### [Given instruction]
Can you rewrite every line of the items below as one numbered list, with blank lines skipped and the pictures left out?

### [Exercise inputs]
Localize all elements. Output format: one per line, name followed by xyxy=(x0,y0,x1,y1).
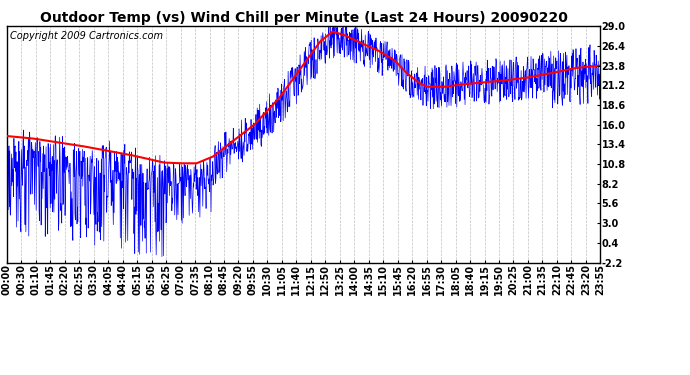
Text: Copyright 2009 Cartronics.com: Copyright 2009 Cartronics.com xyxy=(10,31,163,41)
Title: Outdoor Temp (vs) Wind Chill per Minute (Last 24 Hours) 20090220: Outdoor Temp (vs) Wind Chill per Minute … xyxy=(39,11,568,25)
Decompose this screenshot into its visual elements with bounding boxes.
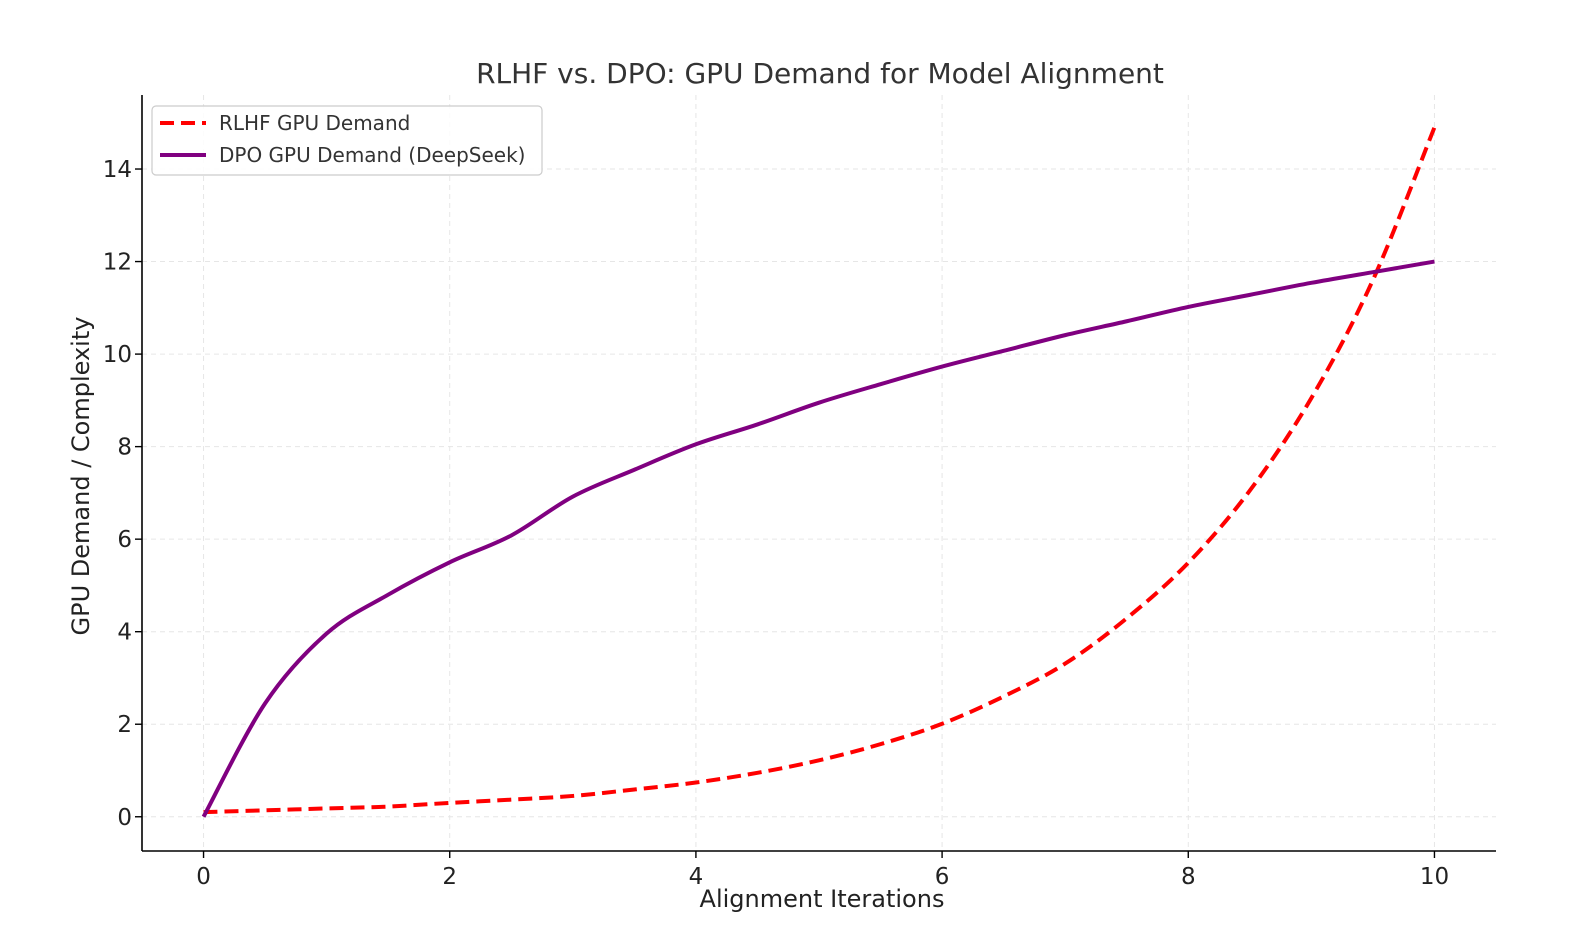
x-tick-label: 6 (935, 864, 950, 890)
y-tick-label: 4 (117, 620, 132, 646)
x-tick-label: 4 (689, 864, 704, 890)
legend-label-dpo: DPO GPU Demand (DeepSeek) (219, 143, 525, 167)
x-tick-label: 10 (1420, 864, 1449, 890)
x-tick-label: 0 (196, 864, 211, 890)
legend-box (151, 105, 543, 176)
y-tick-label: 0 (117, 805, 132, 831)
axes (141, 95, 1496, 852)
y-tick-label: 12 (103, 250, 132, 276)
series-line-dpo (201, 259, 1435, 818)
legend: RLHF GPU Demand DPO GPU Demand (DeepSeek… (151, 105, 543, 176)
x-tick-label: 2 (442, 864, 457, 890)
series-line-rlhf (203, 126, 1437, 815)
legend-label-rlhf: RLHF GPU Demand (219, 111, 410, 135)
y-tick-label: 8 (117, 435, 132, 461)
x-tick-label: 8 (1181, 864, 1196, 890)
x-axis-label: Alignment Iterations (700, 885, 945, 913)
chart-title: RLHF vs. DPO: GPU Demand for Model Align… (476, 57, 1164, 90)
grid (142, 95, 1496, 851)
y-tick-label: 6 (117, 527, 132, 553)
y-tick-label: 10 (103, 342, 132, 368)
ticks: 0 2 4 6 8 10 0 2 4 6 8 10 12 14 (103, 157, 1449, 890)
y-tick-label: 2 (117, 712, 132, 738)
series-layer (201, 126, 1437, 818)
y-tick-label: 14 (103, 157, 132, 183)
y-axis-label: GPU Demand / Complexity (67, 317, 95, 636)
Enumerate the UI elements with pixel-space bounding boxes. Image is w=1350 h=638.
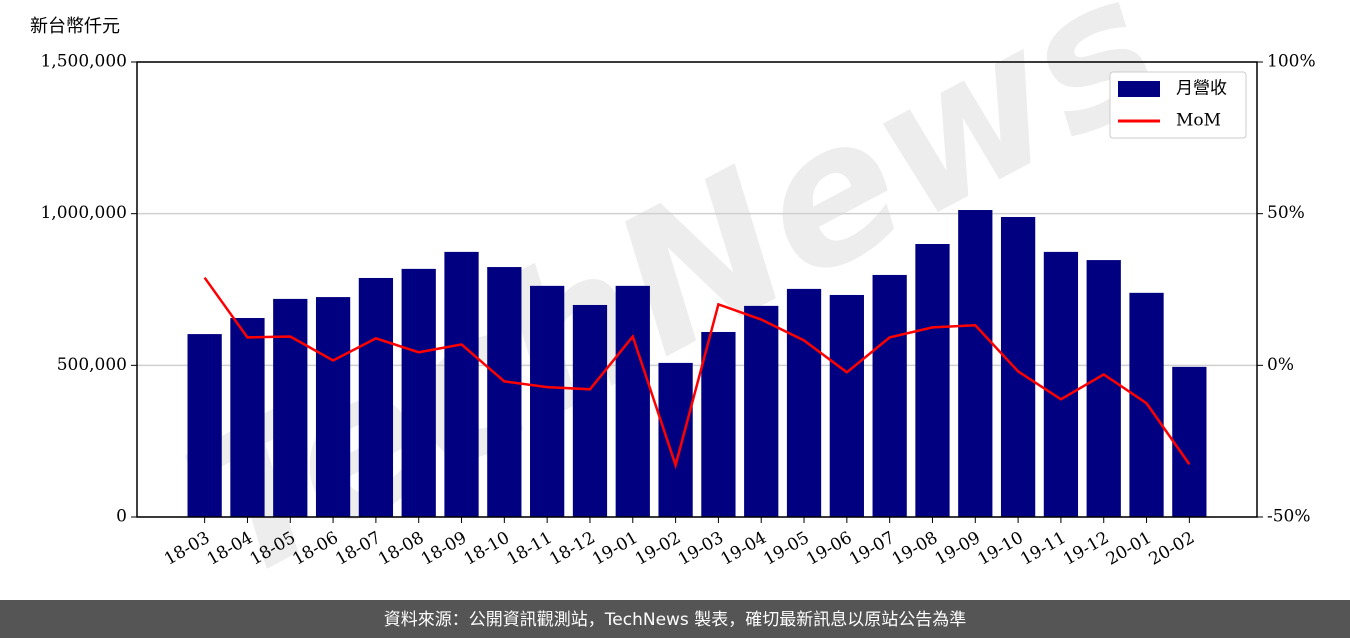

### [Result]
1. Localize all elements. Output format: one per line, name followed by xyxy=(x0,y0,x1,y1).
2. Text: Copyright 2009 Cartronics.com: Copyright 2009 Cartronics.com xyxy=(10,31,163,41)
3. Title: Outdoor Temp (vs) Wind Chill per Minute (Last 24 Hours) 20090220: Outdoor Temp (vs) Wind Chill per Minute … xyxy=(39,11,568,25)
4. Decompose this screenshot into its visual elements with bounding boxes.
5. x-tick-label: 6 (935, 864, 950, 890)
6. y-tick-label: 4 (117, 620, 132, 646)
7. x-tick-label: 4 (689, 864, 704, 890)
8. legend-label-dpo: DPO GPU Demand (DeepSeek) (219, 143, 525, 167)
9. x-tick-label: 10 (1420, 864, 1449, 890)
10. x-tick-label: 0 (196, 864, 211, 890)
11. legend-box (151, 105, 543, 176)
12. y-tick-label: 0 (117, 805, 132, 831)
13. axes (141, 95, 1496, 852)
14. y-tick-label: 12 (103, 250, 132, 276)
15. series-line-dpo (201, 259, 1435, 818)
16. legend: RLHF GPU Demand DPO GPU Demand (DeepSeek… (151, 105, 543, 176)
17. x-tick-label: 2 (442, 864, 457, 890)
18. series-line-rlhf (203, 126, 1437, 815)
19. legend-label-rlhf: RLHF GPU Demand (219, 111, 410, 135)
20. y-tick-label: 8 (117, 435, 132, 461)
21. x-tick-label: 8 (1181, 864, 1196, 890)
22. x-axis-label: Alignment Iterations (700, 885, 945, 913)
23. chart-title: RLHF vs. DPO: GPU Demand for Model Align… (476, 57, 1164, 90)
24. grid (142, 95, 1496, 851)
25. y-tick-label: 6 (117, 527, 132, 553)
26. y-tick-label: 10 (103, 342, 132, 368)
27. ticks: 0 2 4 6 8 10 0 2 4 6 8 10 12 14 (103, 157, 1449, 890)
28. y-tick-label: 2 (117, 712, 132, 738)
29. series-layer (201, 126, 1437, 818)
30. y-tick-label: 14 (103, 157, 132, 183)
31. y-axis-label: GPU Demand / Complexity (67, 317, 95, 636)
32. Enumerate the UI elements with pixel-space bounding boxes. Image is w=1350 h=638.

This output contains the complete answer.